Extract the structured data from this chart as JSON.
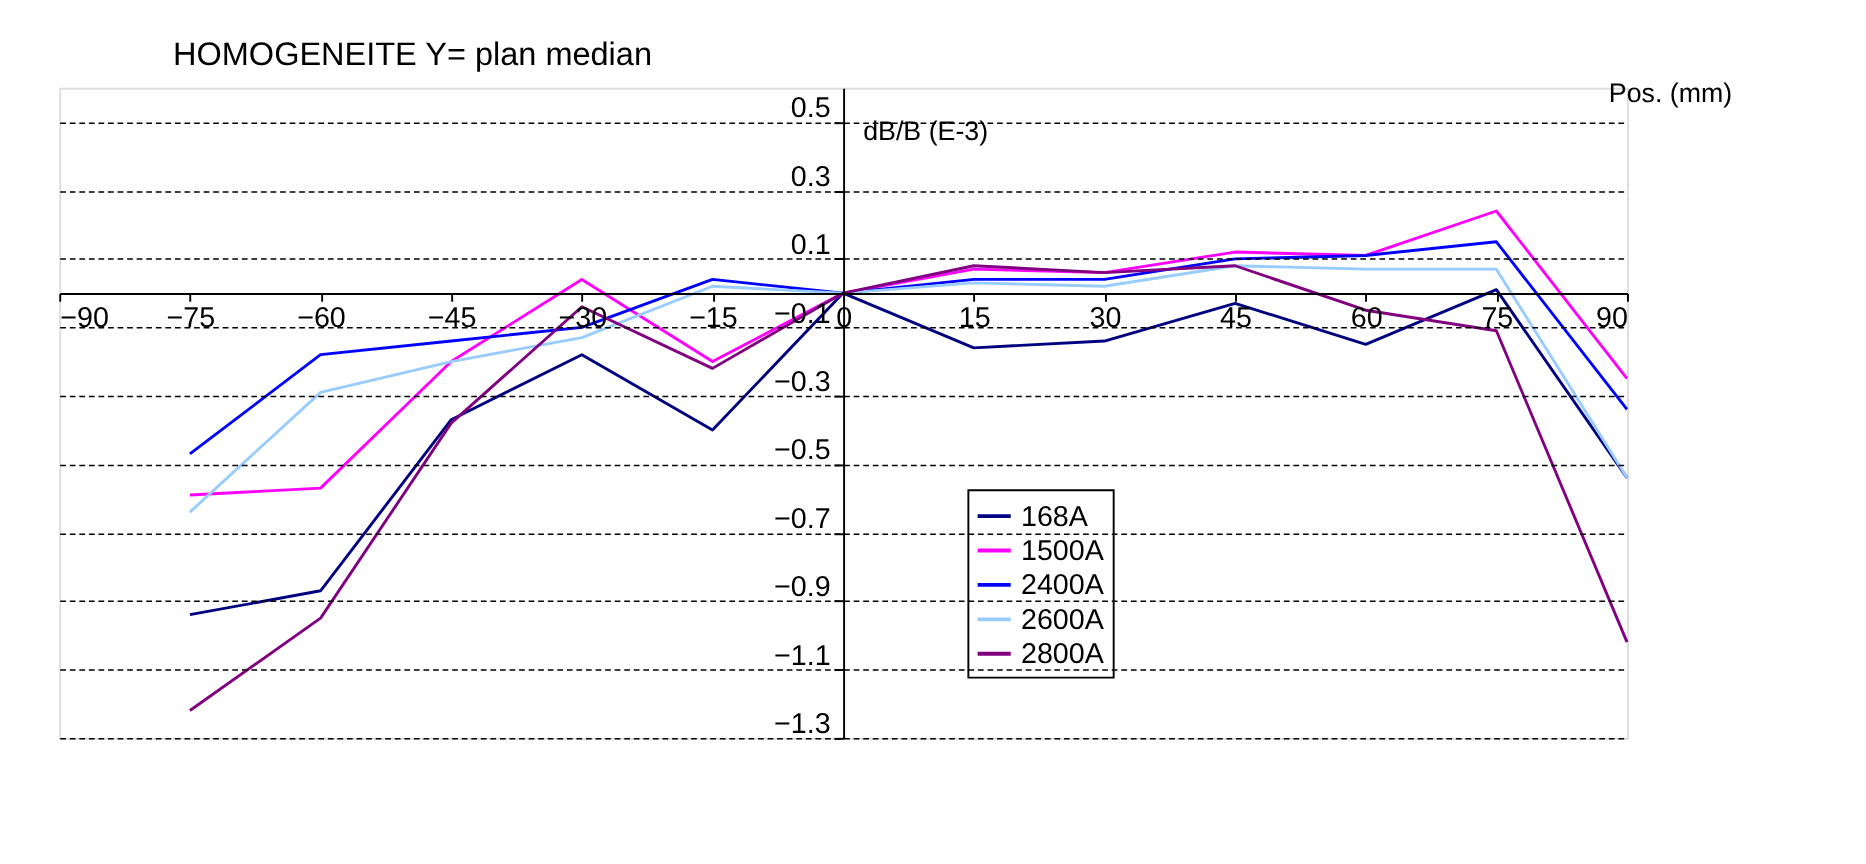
{
  "chart_data": {
    "type": "line",
    "title": "HOMOGENEITE  Y= plan median",
    "xlabel": "Pos. (mm)",
    "ylabel": "dB/B (E-3)",
    "x": [
      -75,
      -60,
      -45,
      -30,
      -15,
      0,
      15,
      30,
      45,
      60,
      75,
      90
    ],
    "series": [
      {
        "name": "168A",
        "color": "#000080",
        "values": [
          -0.94,
          -0.87,
          -0.37,
          -0.18,
          -0.4,
          0,
          -0.16,
          -0.14,
          -0.03,
          -0.15,
          0.01,
          -0.54
        ]
      },
      {
        "name": "1500A",
        "color": "#ff00ff",
        "values": [
          -0.59,
          -0.57,
          -0.2,
          0.04,
          -0.2,
          0,
          0.07,
          0.06,
          0.12,
          0.11,
          0.24,
          -0.25
        ]
      },
      {
        "name": "2400A",
        "color": "#0000ff",
        "values": [
          -0.47,
          -0.18,
          -0.14,
          -0.1,
          0.04,
          0,
          0.04,
          0.04,
          0.1,
          0.11,
          0.15,
          -0.34
        ]
      },
      {
        "name": "2600A",
        "color": "#99ccff",
        "values": [
          -0.64,
          -0.29,
          -0.2,
          -0.13,
          0.02,
          0,
          0.03,
          0.02,
          0.08,
          0.07,
          0.07,
          -0.54
        ]
      },
      {
        "name": "2800A",
        "color": "#800080",
        "values": [
          -1.22,
          -0.95,
          -0.38,
          -0.04,
          -0.22,
          0,
          0.08,
          0.06,
          0.08,
          -0.05,
          -0.11,
          -1.02
        ]
      }
    ],
    "xlim": [
      -90,
      90
    ],
    "xticks": [
      -90,
      -75,
      -60,
      -45,
      -30,
      -15,
      0,
      15,
      30,
      45,
      60,
      75,
      90
    ],
    "ylim": [
      -1.3,
      0.6
    ],
    "yticks": [
      0.5,
      0.3,
      0.1,
      -0.1,
      -0.3,
      -0.5,
      -0.7,
      -0.9,
      -1.1,
      -1.3
    ],
    "grid": "y",
    "legend": "bottom",
    "marker": "none",
    "line_style": "solid"
  }
}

☆ ☆ ☆ ☆ ☆ ☆ ☆

● YOUR OBJECTIVE:
Leave out the pictures and transcribe the entries above exactly.

● EXPECTED OUTPUT:
Extract the structured data from this chart as JSON.
{
  "chart_data": {
    "type": "line",
    "title": "HOMOGENEITE  Y= plan median",
    "xlabel": "Pos. (mm)",
    "ylabel": "dB/B (E-3)",
    "x": [
      -75,
      -60,
      -45,
      -30,
      -15,
      0,
      15,
      30,
      45,
      60,
      75,
      90
    ],
    "series": [
      {
        "name": "168A",
        "color": "#000080",
        "values": [
          -0.94,
          -0.87,
          -0.37,
          -0.18,
          -0.4,
          0,
          -0.16,
          -0.14,
          -0.03,
          -0.15,
          0.01,
          -0.54
        ]
      },
      {
        "name": "1500A",
        "color": "#ff00ff",
        "values": [
          -0.59,
          -0.57,
          -0.2,
          0.04,
          -0.2,
          0,
          0.07,
          0.06,
          0.12,
          0.11,
          0.24,
          -0.25
        ]
      },
      {
        "name": "2400A",
        "color": "#0000ff",
        "values": [
          -0.47,
          -0.18,
          -0.14,
          -0.1,
          0.04,
          0,
          0.04,
          0.04,
          0.1,
          0.11,
          0.15,
          -0.34
        ]
      },
      {
        "name": "2600A",
        "color": "#99ccff",
        "values": [
          -0.64,
          -0.29,
          -0.2,
          -0.13,
          0.02,
          0,
          0.03,
          0.02,
          0.08,
          0.07,
          0.07,
          -0.54
        ]
      },
      {
        "name": "2800A",
        "color": "#800080",
        "values": [
          -1.22,
          -0.95,
          -0.38,
          -0.04,
          -0.22,
          0,
          0.08,
          0.06,
          0.08,
          -0.05,
          -0.11,
          -1.02
        ]
      }
    ],
    "xlim": [
      -90,
      90
    ],
    "xticks": [
      -90,
      -75,
      -60,
      -45,
      -30,
      -15,
      0,
      15,
      30,
      45,
      60,
      75,
      90
    ],
    "ylim": [
      -1.3,
      0.6
    ],
    "yticks": [
      0.5,
      0.3,
      0.1,
      -0.1,
      -0.3,
      -0.5,
      -0.7,
      -0.9,
      -1.1,
      -1.3
    ],
    "grid": "y",
    "legend": "bottom",
    "marker": "none",
    "line_style": "solid"
  }
}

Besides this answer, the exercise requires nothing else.